**** Data rows ****

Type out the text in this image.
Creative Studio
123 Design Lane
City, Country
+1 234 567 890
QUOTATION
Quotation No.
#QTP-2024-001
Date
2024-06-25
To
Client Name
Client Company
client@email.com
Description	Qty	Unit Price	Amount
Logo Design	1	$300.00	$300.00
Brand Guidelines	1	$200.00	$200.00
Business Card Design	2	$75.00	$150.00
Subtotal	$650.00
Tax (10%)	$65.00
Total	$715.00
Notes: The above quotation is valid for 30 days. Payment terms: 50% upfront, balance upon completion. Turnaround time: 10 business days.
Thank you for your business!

****

What the task asks — Find the lines above that contain the word "Design" and collect them.

Full answer —
123 Design Lane
Logo Design	1	$300.00	$300.00
Business Card Design	2	$75.00	$150.00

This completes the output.